*** Opening Dataset ***

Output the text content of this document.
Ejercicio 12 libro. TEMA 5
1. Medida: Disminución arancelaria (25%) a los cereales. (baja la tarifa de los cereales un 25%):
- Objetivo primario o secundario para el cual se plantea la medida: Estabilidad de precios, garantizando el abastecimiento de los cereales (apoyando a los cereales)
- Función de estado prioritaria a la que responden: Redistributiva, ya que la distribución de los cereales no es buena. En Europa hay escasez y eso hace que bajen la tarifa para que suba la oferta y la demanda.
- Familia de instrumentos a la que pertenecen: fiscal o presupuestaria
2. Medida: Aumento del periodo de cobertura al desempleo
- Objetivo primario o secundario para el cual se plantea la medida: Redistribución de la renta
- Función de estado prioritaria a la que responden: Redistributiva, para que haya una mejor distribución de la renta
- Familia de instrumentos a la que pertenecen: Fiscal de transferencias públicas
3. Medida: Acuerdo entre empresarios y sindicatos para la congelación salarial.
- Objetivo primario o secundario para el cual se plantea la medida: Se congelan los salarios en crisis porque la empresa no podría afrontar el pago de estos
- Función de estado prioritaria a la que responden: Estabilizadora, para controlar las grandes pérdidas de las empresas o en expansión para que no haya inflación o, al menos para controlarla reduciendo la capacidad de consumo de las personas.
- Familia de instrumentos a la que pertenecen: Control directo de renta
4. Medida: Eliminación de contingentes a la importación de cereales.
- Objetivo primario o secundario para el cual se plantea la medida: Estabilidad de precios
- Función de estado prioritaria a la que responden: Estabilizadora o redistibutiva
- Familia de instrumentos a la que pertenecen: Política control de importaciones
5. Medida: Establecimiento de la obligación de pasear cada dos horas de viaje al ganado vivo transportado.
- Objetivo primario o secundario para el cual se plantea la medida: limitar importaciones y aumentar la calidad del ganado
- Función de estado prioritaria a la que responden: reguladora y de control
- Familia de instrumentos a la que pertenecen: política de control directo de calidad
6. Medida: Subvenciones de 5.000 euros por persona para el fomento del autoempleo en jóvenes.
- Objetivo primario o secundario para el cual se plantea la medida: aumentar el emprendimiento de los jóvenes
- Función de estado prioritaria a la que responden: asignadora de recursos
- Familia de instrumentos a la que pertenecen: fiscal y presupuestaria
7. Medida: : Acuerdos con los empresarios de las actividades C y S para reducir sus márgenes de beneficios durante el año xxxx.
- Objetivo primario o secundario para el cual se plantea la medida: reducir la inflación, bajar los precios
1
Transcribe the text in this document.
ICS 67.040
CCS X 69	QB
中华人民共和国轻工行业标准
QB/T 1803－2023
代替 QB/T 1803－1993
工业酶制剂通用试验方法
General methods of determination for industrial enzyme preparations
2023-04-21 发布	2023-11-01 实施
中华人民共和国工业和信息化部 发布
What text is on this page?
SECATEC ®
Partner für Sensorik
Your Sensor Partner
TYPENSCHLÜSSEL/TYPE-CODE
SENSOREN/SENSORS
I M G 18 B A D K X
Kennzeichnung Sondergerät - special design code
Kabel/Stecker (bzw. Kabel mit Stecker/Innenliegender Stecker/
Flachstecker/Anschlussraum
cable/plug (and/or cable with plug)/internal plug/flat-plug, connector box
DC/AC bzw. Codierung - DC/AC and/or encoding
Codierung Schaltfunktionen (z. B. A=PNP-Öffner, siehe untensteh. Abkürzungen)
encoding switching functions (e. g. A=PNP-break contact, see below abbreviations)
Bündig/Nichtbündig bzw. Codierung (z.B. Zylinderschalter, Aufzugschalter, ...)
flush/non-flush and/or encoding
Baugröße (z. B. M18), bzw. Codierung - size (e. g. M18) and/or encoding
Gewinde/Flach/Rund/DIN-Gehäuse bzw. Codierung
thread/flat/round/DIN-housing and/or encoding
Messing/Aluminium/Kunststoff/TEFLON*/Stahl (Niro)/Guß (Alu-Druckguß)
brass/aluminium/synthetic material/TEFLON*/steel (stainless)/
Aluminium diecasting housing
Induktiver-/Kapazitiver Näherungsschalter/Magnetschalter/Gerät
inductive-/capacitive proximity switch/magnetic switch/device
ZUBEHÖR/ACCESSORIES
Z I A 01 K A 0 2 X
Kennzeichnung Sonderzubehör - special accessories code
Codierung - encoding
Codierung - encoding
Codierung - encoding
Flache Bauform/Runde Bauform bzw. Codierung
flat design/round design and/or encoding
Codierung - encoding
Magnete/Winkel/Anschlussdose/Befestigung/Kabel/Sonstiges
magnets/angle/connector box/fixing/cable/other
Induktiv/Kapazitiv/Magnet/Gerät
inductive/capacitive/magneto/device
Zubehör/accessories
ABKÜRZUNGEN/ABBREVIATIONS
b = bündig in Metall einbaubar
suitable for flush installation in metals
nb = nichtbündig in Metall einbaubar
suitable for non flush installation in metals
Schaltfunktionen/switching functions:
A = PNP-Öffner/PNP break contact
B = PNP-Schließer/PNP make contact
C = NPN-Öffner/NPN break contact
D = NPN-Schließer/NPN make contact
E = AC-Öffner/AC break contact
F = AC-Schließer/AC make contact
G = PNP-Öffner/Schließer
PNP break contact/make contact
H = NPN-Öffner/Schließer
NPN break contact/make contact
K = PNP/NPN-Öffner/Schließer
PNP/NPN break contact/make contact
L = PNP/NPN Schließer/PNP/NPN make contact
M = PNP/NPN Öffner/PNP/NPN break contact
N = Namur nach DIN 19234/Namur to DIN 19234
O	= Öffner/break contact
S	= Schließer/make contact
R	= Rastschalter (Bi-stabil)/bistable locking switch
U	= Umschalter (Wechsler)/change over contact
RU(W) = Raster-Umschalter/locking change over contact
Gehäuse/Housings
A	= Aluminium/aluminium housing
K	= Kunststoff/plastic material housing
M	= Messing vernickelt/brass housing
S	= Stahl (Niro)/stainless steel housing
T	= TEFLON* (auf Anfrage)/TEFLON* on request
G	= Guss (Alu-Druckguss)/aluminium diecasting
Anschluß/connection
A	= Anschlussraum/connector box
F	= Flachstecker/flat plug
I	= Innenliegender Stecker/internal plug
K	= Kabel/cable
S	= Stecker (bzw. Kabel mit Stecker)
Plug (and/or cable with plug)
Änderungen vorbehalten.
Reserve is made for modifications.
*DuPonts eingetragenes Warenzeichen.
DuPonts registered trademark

*** Closing Dataset ***

Every record shown above should appear again in your answer, unchanged.

Output the text content of this document.
Ejercicio 12 libro. TEMA 5
1. Medida: Disminución arancelaria (25%) a los cereales. (baja la tarifa de los cereales un 25%):
- Objetivo primario o secundario para el cual se plantea la medida: Estabilidad de precios, garantizando el abastecimiento de los cereales (apoyando a los cereales)
- Función de estado prioritaria a la que responden: Redistributiva, ya que la distribución de los cereales no es buena. En Europa hay escasez y eso hace que bajen la tarifa para que suba la oferta y la demanda.
- Familia de instrumentos a la que pertenecen: fiscal o presupuestaria
2. Medida: Aumento del periodo de cobertura al desempleo
- Objetivo primario o secundario para el cual se plantea la medida: Redistribución de la renta
- Función de estado prioritaria a la que responden: Redistributiva, para que haya una mejor distribución de la renta
- Familia de instrumentos a la que pertenecen: Fiscal de transferencias públicas
3. Medida: Acuerdo entre empresarios y sindicatos para la congelación salarial.
- Objetivo primario o secundario para el cual se plantea la medida: Se congelan los salarios en crisis porque la empresa no podría afrontar el pago de estos
- Función de estado prioritaria a la que responden: Estabilizadora, para controlar las grandes pérdidas de las empresas o en expansión para que no haya inflación o, al menos para controlarla reduciendo la capacidad de consumo de las personas.
- Familia de instrumentos a la que pertenecen: Control directo de renta
4. Medida: Eliminación de contingentes a la importación de cereales.
- Objetivo primario o secundario para el cual se plantea la medida: Estabilidad de precios
- Función de estado prioritaria a la que responden: Estabilizadora o redistibutiva
- Familia de instrumentos a la que pertenecen: Política control de importaciones
5. Medida: Establecimiento de la obligación de pasear cada dos horas de viaje al ganado vivo transportado.
- Objetivo primario o secundario para el cual se plantea la medida: limitar importaciones y aumentar la calidad del ganado
- Función de estado prioritaria a la que responden: reguladora y de control
- Familia de instrumentos a la que pertenecen: política de control directo de calidad
6. Medida: Subvenciones de 5.000 euros por persona para el fomento del autoempleo en jóvenes.
- Objetivo primario o secundario para el cual se plantea la medida: aumentar el emprendimiento de los jóvenes
- Función de estado prioritaria a la que responden: asignadora de recursos
- Familia de instrumentos a la que pertenecen: fiscal y presupuestaria
7. Medida: : Acuerdos con los empresarios de las actividades C y S para reducir sus márgenes de beneficios durante el año xxxx.
- Objetivo primario o secundario para el cual se plantea la medida: reducir la inflación, bajar los precios
1
Transcribe the text in this document.
ICS 67.040
CCS X 69	QB
中华人民共和国轻工行业标准
QB/T 1803－2023
代替 QB/T 1803－1993
工业酶制剂通用试验方法
General methods of determination for industrial enzyme preparations
2023-04-21 发布	2023-11-01 实施
中华人民共和国工业和信息化部 发布
What text is on this page?
SECATEC ®
Partner für Sensorik
Your Sensor Partner
TYPENSCHLÜSSEL/TYPE-CODE
SENSOREN/SENSORS
I M G 18 B A D K X
Kennzeichnung Sondergerät - special design code
Kabel/Stecker (bzw. Kabel mit Stecker/Innenliegender Stecker/
Flachstecker/Anschlussraum
cable/plug (and/or cable with plug)/internal plug/flat-plug, connector box
DC/AC bzw. Codierung - DC/AC and/or encoding
Codierung Schaltfunktionen (z. B. A=PNP-Öffner, siehe untensteh. Abkürzungen)
encoding switching functions (e. g. A=PNP-break contact, see below abbreviations)
Bündig/Nichtbündig bzw. Codierung (z.B. Zylinderschalter, Aufzugschalter, ...)
flush/non-flush and/or encoding
Baugröße (z. B. M18), bzw. Codierung - size (e. g. M18) and/or encoding
Gewinde/Flach/Rund/DIN-Gehäuse bzw. Codierung
thread/flat/round/DIN-housing and/or encoding
Messing/Aluminium/Kunststoff/TEFLON*/Stahl (Niro)/Guß (Alu-Druckguß)
brass/aluminium/synthetic material/TEFLON*/steel (stainless)/
Aluminium diecasting housing
Induktiver-/Kapazitiver Näherungsschalter/Magnetschalter/Gerät
inductive-/capacitive proximity switch/magnetic switch/device
ZUBEHÖR/ACCESSORIES
Z I A 01 K A 0 2 X
Kennzeichnung Sonderzubehör - special accessories code
Codierung - encoding
Codierung - encoding
Codierung - encoding
Flache Bauform/Runde Bauform bzw. Codierung
flat design/round design and/or encoding
Codierung - encoding
Magnete/Winkel/Anschlussdose/Befestigung/Kabel/Sonstiges
magnets/angle/connector box/fixing/cable/other
Induktiv/Kapazitiv/Magnet/Gerät
inductive/capacitive/magneto/device
Zubehör/accessories
ABKÜRZUNGEN/ABBREVIATIONS
b = bündig in Metall einbaubar
suitable for flush installation in metals
nb = nichtbündig in Metall einbaubar
suitable for non flush installation in metals
Schaltfunktionen/switching functions:
A = PNP-Öffner/PNP break contact
B = PNP-Schließer/PNP make contact
C = NPN-Öffner/NPN break contact
D = NPN-Schließer/NPN make contact
E = AC-Öffner/AC break contact
F = AC-Schließer/AC make contact
G = PNP-Öffner/Schließer
PNP break contact/make contact
H = NPN-Öffner/Schließer
NPN break contact/make contact
K = PNP/NPN-Öffner/Schließer
PNP/NPN break contact/make contact
L = PNP/NPN Schließer/PNP/NPN make contact
M = PNP/NPN Öffner/PNP/NPN break contact
N = Namur nach DIN 19234/Namur to DIN 19234
O	= Öffner/break contact
S	= Schließer/make contact
R	= Rastschalter (Bi-stabil)/bistable locking switch
U	= Umschalter (Wechsler)/change over contact
RU(W) = Raster-Umschalter/locking change over contact
Gehäuse/Housings
A	= Aluminium/aluminium housing
K	= Kunststoff/plastic material housing
M	= Messing vernickelt/brass housing
S	= Stahl (Niro)/stainless steel housing
T	= TEFLON* (auf Anfrage)/TEFLON* on request
G	= Guss (Alu-Druckguss)/aluminium diecasting
Anschluß/connection
A	= Anschlussraum/connector box
F	= Flachstecker/flat plug
I	= Innenliegender Stecker/internal plug
K	= Kabel/cable
S	= Stecker (bzw. Kabel mit Stecker)
Plug (and/or cable with plug)
Änderungen vorbehalten.
Reserve is made for modifications.
*DuPonts eingetragenes Warenzeichen.
DuPonts registered trademark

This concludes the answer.